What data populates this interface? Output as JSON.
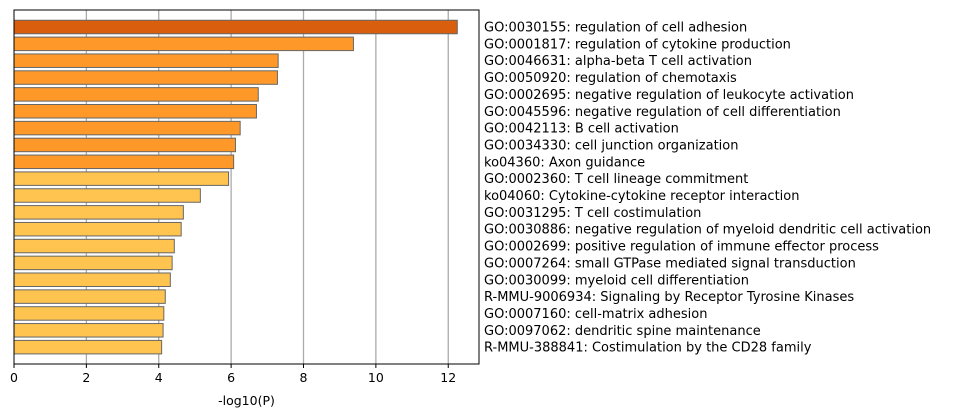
{
  "chart_data": {
    "type": "bar",
    "orientation": "horizontal",
    "xlabel": "-log10(P)",
    "ylabel": "",
    "xlim": [
      0,
      12.85
    ],
    "xticks": [
      0,
      2,
      4,
      6,
      8,
      10,
      12
    ],
    "grid": "vertical",
    "categories": [
      "GO:0030155: regulation of cell adhesion",
      "GO:0001817: regulation of cytokine production",
      "GO:0046631: alpha-beta T cell activation",
      "GO:0050920: regulation of chemotaxis",
      "GO:0002695: negative regulation of leukocyte activation",
      "GO:0045596: negative regulation of cell differentiation",
      "GO:0042113: B cell activation",
      "GO:0034330: cell junction organization",
      "ko04360: Axon guidance",
      "GO:0002360: T cell lineage commitment",
      "ko04060: Cytokine-cytokine receptor interaction",
      "GO:0031295: T cell costimulation",
      "GO:0030886: negative regulation of myeloid dendritic cell activation",
      "GO:0002699: positive regulation of immune effector process",
      "GO:0007264: small GTPase mediated signal transduction",
      "GO:0030099: myeloid cell differentiation",
      "R-MMU-9006934: Signaling by Receptor Tyrosine Kinases",
      "GO:0007160: cell-matrix adhesion",
      "GO:0097062: dendritic spine maintenance",
      "R-MMU-388841: Costimulation by the CD28 family"
    ],
    "values": [
      12.25,
      9.38,
      7.3,
      7.28,
      6.75,
      6.7,
      6.25,
      6.12,
      6.07,
      5.93,
      5.15,
      4.68,
      4.62,
      4.43,
      4.37,
      4.32,
      4.18,
      4.14,
      4.12,
      4.08
    ],
    "colors": {
      "top": "#D95F0E",
      "high": "#FE9929",
      "mid": "#FEC44F",
      "edge": "#666666",
      "grid": "#aaaaaa"
    },
    "bar_color_levels": [
      "top",
      "high",
      "high",
      "high",
      "high",
      "high",
      "high",
      "high",
      "high",
      "mid",
      "mid",
      "mid",
      "mid",
      "mid",
      "mid",
      "mid",
      "mid",
      "mid",
      "mid",
      "mid"
    ]
  }
}
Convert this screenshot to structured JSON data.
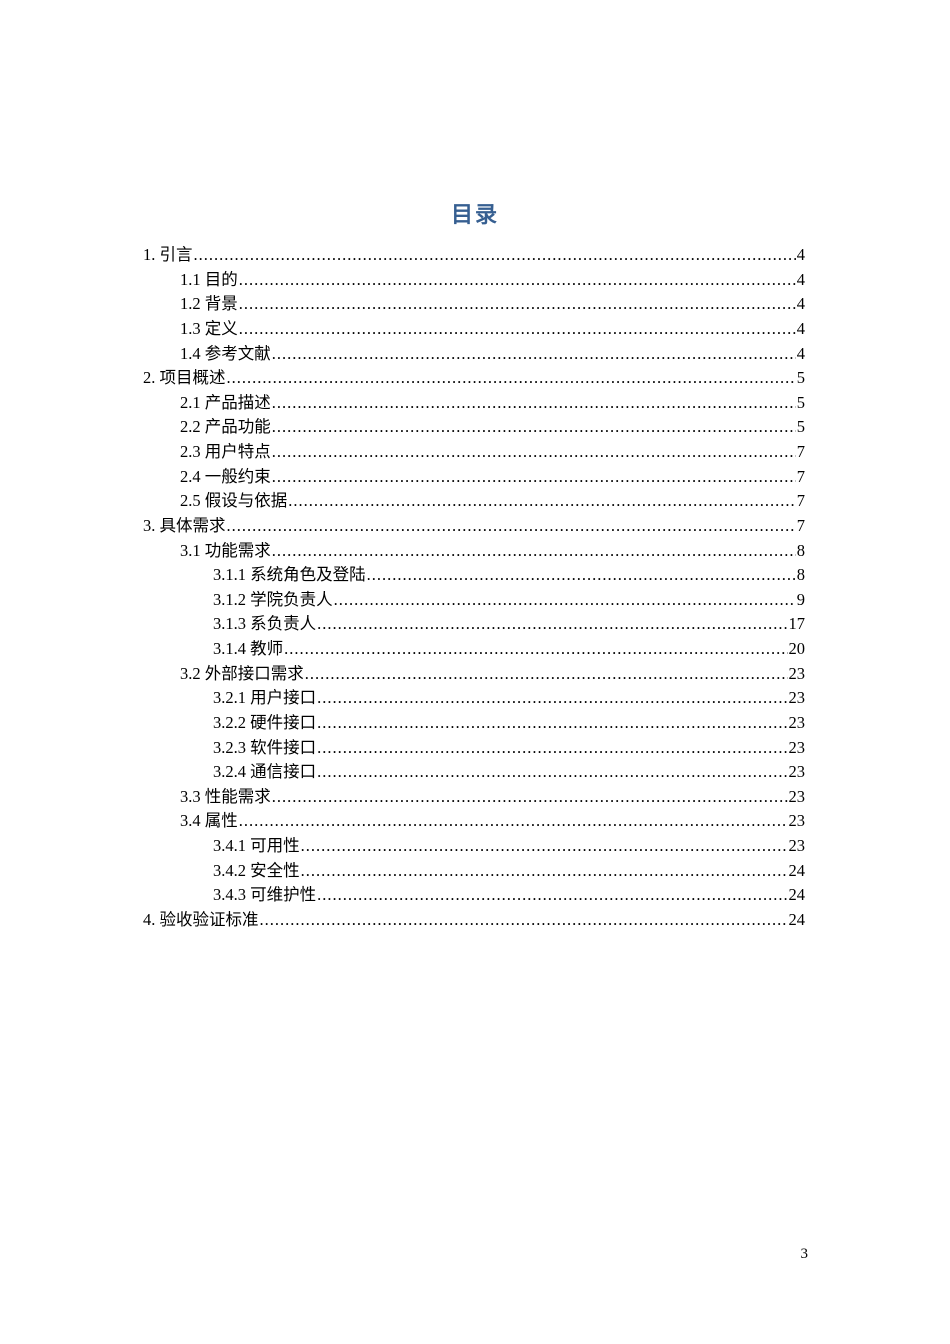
{
  "document": {
    "toc_title": "目录",
    "accent_color": "#365f91",
    "footer_page_number": "3"
  },
  "toc": {
    "entries": [
      {
        "level": 1,
        "label": "1. 引言",
        "page": "4"
      },
      {
        "level": 2,
        "label": "1.1 目的",
        "page": "4"
      },
      {
        "level": 2,
        "label": "1.2 背景",
        "page": "4"
      },
      {
        "level": 2,
        "label": "1.3 定义",
        "page": "4"
      },
      {
        "level": 2,
        "label": "1.4 参考文献",
        "page": "4"
      },
      {
        "level": 1,
        "label": "2. 项目概述",
        "page": "5"
      },
      {
        "level": 2,
        "label": "2.1 产品描述",
        "page": "5"
      },
      {
        "level": 2,
        "label": "2.2 产品功能",
        "page": "5"
      },
      {
        "level": 2,
        "label": "2.3 用户特点",
        "page": "7"
      },
      {
        "level": 2,
        "label": "2.4 一般约束",
        "page": "7"
      },
      {
        "level": 2,
        "label": "2.5 假设与依据",
        "page": "7"
      },
      {
        "level": 1,
        "label": "3. 具体需求",
        "page": "7"
      },
      {
        "level": 2,
        "label": "3.1 功能需求",
        "page": "8"
      },
      {
        "level": 3,
        "label": "3.1.1 系统角色及登陆",
        "page": "8"
      },
      {
        "level": 3,
        "label": "3.1.2 学院负责人",
        "page": "9"
      },
      {
        "level": 3,
        "label": "3.1.3 系负责人",
        "page": "17"
      },
      {
        "level": 3,
        "label": "3.1.4 教师",
        "page": "20"
      },
      {
        "level": 2,
        "label": "3.2 外部接口需求",
        "page": "23"
      },
      {
        "level": 3,
        "label": "3.2.1 用户接口",
        "page": "23"
      },
      {
        "level": 3,
        "label": "3.2.2 硬件接口",
        "page": "23"
      },
      {
        "level": 3,
        "label": "3.2.3 软件接口",
        "page": "23"
      },
      {
        "level": 3,
        "label": "3.2.4 通信接口",
        "page": "23"
      },
      {
        "level": 2,
        "label": "3.3 性能需求",
        "page": "23"
      },
      {
        "level": 2,
        "label": "3.4 属性",
        "page": "23"
      },
      {
        "level": 3,
        "label": "3.4.1 可用性",
        "page": "23"
      },
      {
        "level": 3,
        "label": "3.4.2 安全性",
        "page": "24"
      },
      {
        "level": 3,
        "label": "3.4.3 可维护性",
        "page": "24"
      },
      {
        "level": 1,
        "label": "4. 验收验证标准",
        "page": "24"
      }
    ]
  }
}
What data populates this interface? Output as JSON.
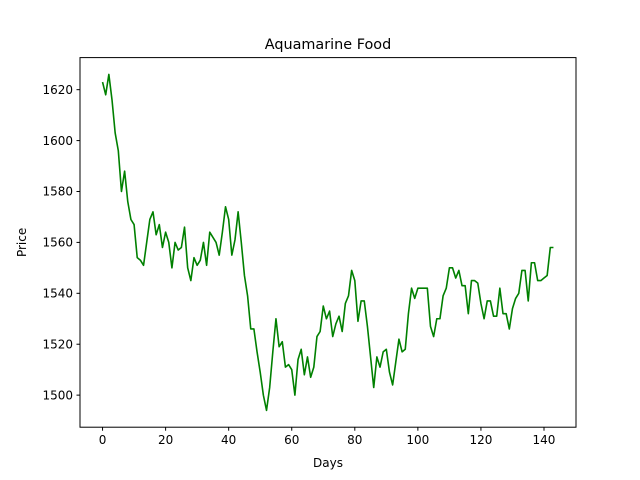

★ ★ ★ ★

▸ **JOB**
Find how many lines in the records contain the string "adhesion", then give the number alone.

▸ **THE REPLY**
2